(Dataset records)
* Begin *
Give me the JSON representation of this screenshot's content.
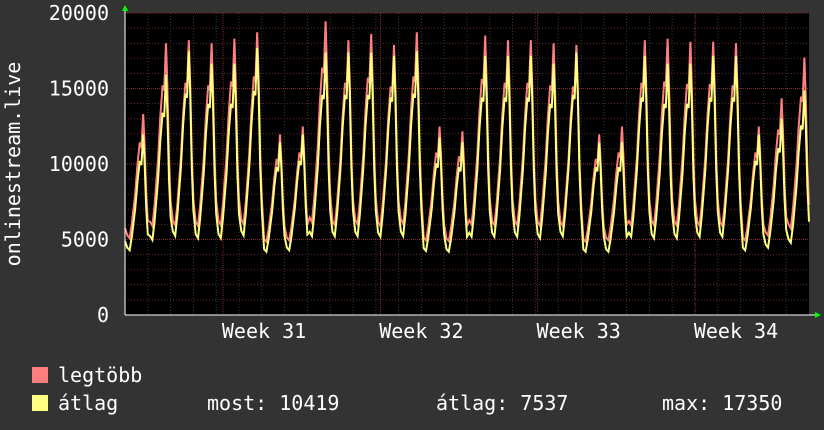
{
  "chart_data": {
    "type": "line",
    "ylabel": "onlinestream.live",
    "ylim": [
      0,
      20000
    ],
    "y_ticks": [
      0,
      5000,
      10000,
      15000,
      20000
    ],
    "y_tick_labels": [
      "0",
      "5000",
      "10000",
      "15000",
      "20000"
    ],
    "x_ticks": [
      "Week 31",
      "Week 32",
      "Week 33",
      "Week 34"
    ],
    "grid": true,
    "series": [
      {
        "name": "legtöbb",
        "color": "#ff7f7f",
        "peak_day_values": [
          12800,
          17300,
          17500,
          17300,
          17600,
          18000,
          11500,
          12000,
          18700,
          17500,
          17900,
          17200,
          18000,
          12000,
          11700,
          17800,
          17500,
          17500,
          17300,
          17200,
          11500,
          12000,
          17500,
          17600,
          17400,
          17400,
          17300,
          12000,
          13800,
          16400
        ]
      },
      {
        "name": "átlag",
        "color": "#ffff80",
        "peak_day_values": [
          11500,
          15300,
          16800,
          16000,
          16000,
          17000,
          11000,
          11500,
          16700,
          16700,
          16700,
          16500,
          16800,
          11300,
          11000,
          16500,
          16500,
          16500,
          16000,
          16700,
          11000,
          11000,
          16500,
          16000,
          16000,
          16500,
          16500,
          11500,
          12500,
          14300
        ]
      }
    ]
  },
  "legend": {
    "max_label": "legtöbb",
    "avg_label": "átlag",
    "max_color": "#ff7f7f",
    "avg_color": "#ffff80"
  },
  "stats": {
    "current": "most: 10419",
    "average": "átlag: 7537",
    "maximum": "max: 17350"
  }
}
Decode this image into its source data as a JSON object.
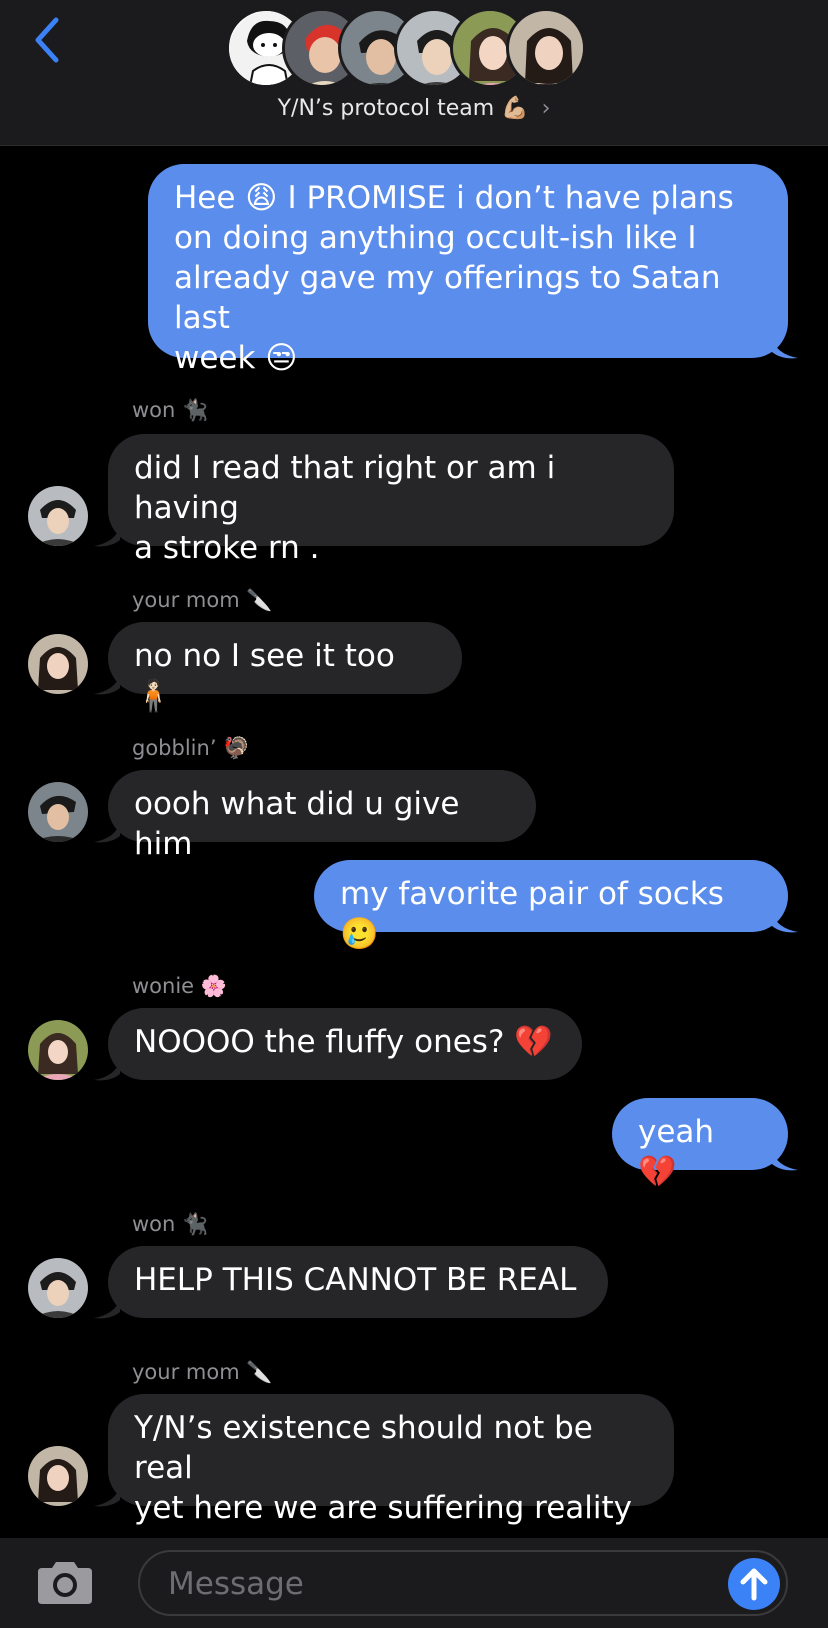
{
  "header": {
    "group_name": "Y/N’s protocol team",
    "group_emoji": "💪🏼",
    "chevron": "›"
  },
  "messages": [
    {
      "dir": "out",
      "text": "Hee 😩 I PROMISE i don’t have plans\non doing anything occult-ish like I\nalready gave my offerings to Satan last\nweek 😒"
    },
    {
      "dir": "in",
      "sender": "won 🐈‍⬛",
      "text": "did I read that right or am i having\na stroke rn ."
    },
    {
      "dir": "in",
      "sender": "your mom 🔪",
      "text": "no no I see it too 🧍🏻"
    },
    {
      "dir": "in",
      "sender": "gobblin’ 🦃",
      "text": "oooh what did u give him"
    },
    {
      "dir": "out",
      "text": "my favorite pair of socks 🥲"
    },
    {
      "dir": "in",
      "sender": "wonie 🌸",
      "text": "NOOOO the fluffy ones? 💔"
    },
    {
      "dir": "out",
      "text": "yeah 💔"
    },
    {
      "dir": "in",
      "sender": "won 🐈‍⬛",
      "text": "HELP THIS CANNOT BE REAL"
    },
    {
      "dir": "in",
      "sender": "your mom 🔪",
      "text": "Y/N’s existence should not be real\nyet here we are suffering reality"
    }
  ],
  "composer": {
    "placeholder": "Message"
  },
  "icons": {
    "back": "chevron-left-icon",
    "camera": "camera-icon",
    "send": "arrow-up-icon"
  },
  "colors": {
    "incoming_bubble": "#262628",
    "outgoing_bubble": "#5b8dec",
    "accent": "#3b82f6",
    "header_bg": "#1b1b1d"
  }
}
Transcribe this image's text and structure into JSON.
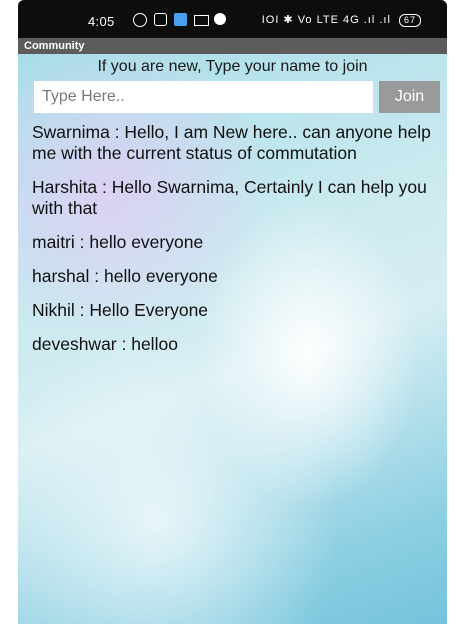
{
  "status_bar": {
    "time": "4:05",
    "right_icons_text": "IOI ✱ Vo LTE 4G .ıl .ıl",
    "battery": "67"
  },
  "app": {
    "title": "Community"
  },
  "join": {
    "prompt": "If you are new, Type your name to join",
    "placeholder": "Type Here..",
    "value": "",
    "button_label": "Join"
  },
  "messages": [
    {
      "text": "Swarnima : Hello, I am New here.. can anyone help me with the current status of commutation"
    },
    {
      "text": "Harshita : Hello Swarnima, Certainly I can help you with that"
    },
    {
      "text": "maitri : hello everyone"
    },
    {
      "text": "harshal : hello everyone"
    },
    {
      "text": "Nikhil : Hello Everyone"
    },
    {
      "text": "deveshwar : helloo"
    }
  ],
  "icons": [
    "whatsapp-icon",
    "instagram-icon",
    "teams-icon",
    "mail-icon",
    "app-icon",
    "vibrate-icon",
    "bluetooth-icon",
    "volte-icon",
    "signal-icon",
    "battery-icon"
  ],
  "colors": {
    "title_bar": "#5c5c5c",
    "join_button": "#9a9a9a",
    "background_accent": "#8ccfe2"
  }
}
* End *
**EXERCISE PROMPT:**
Your task is an exact transcription of all the data, minus the pictures.

**RESPONSE TO THIS EXERCISE:**
Give me the JSON representation of this screenshot's content.
{
  "chart_data": {
    "type": "line",
    "ylabel": "onlinestream.live",
    "ylim": [
      0,
      20000
    ],
    "y_ticks": [
      0,
      5000,
      10000,
      15000,
      20000
    ],
    "y_tick_labels": [
      "0",
      "5000",
      "10000",
      "15000",
      "20000"
    ],
    "x_ticks": [
      "Week 31",
      "Week 32",
      "Week 33",
      "Week 34"
    ],
    "grid": true,
    "series": [
      {
        "name": "legtöbb",
        "color": "#ff7f7f",
        "peak_day_values": [
          12800,
          17300,
          17500,
          17300,
          17600,
          18000,
          11500,
          12000,
          18700,
          17500,
          17900,
          17200,
          18000,
          12000,
          11700,
          17800,
          17500,
          17500,
          17300,
          17200,
          11500,
          12000,
          17500,
          17600,
          17400,
          17400,
          17300,
          12000,
          13800,
          16400
        ]
      },
      {
        "name": "átlag",
        "color": "#ffff80",
        "peak_day_values": [
          11500,
          15300,
          16800,
          16000,
          16000,
          17000,
          11000,
          11500,
          16700,
          16700,
          16700,
          16500,
          16800,
          11300,
          11000,
          16500,
          16500,
          16500,
          16000,
          16700,
          11000,
          11000,
          16500,
          16000,
          16000,
          16500,
          16500,
          11500,
          12500,
          14300
        ]
      }
    ]
  },
  "legend": {
    "max_label": "legtöbb",
    "avg_label": "átlag",
    "max_color": "#ff7f7f",
    "avg_color": "#ffff80"
  },
  "stats": {
    "current": "most: 10419",
    "average": "átlag: 7537",
    "maximum": "max: 17350"
  }
}
Decode this image into its source data as a JSON object.
{
  "header": {
    "group_name": "Y/N’s protocol team",
    "group_emoji": "💪🏼",
    "chevron": "›"
  },
  "messages": [
    {
      "dir": "out",
      "text": "Hee 😩 I PROMISE i don’t have plans\non doing anything occult-ish like I\nalready gave my offerings to Satan last\nweek 😒"
    },
    {
      "dir": "in",
      "sender": "won 🐈‍⬛",
      "text": "did I read that right or am i having\na stroke rn ."
    },
    {
      "dir": "in",
      "sender": "your mom 🔪",
      "text": "no no I see it too 🧍🏻"
    },
    {
      "dir": "in",
      "sender": "gobblin’ 🦃",
      "text": "oooh what did u give him"
    },
    {
      "dir": "out",
      "text": "my favorite pair of socks 🥲"
    },
    {
      "dir": "in",
      "sender": "wonie 🌸",
      "text": "NOOOO the fluffy ones? 💔"
    },
    {
      "dir": "out",
      "text": "yeah 💔"
    },
    {
      "dir": "in",
      "sender": "won 🐈‍⬛",
      "text": "HELP THIS CANNOT BE REAL"
    },
    {
      "dir": "in",
      "sender": "your mom 🔪",
      "text": "Y/N’s existence should not be real\nyet here we are suffering reality"
    }
  ],
  "composer": {
    "placeholder": "Message"
  },
  "icons": {
    "back": "chevron-left-icon",
    "camera": "camera-icon",
    "send": "arrow-up-icon"
  },
  "colors": {
    "incoming_bubble": "#262628",
    "outgoing_bubble": "#5b8dec",
    "accent": "#3b82f6",
    "header_bg": "#1b1b1d"
  }
}
Transcribe this image's text and structure into JSON.
{
  "status_bar": {
    "time": "4:05",
    "right_icons_text": "IOI ✱ Vo LTE 4G .ıl .ıl",
    "battery": "67"
  },
  "app": {
    "title": "Community"
  },
  "join": {
    "prompt": "If you are new, Type your name to join",
    "placeholder": "Type Here..",
    "value": "",
    "button_label": "Join"
  },
  "messages": [
    {
      "text": "Swarnima : Hello, I am New here.. can anyone help me with the current status of commutation"
    },
    {
      "text": "Harshita : Hello Swarnima, Certainly I can help you with that"
    },
    {
      "text": "maitri : hello everyone"
    },
    {
      "text": "harshal : hello everyone"
    },
    {
      "text": "Nikhil : Hello Everyone"
    },
    {
      "text": "deveshwar : helloo"
    }
  ],
  "icons": [
    "whatsapp-icon",
    "instagram-icon",
    "teams-icon",
    "mail-icon",
    "app-icon",
    "vibrate-icon",
    "bluetooth-icon",
    "volte-icon",
    "signal-icon",
    "battery-icon"
  ],
  "colors": {
    "title_bar": "#5c5c5c",
    "join_button": "#9a9a9a",
    "background_accent": "#8ccfe2"
  }
}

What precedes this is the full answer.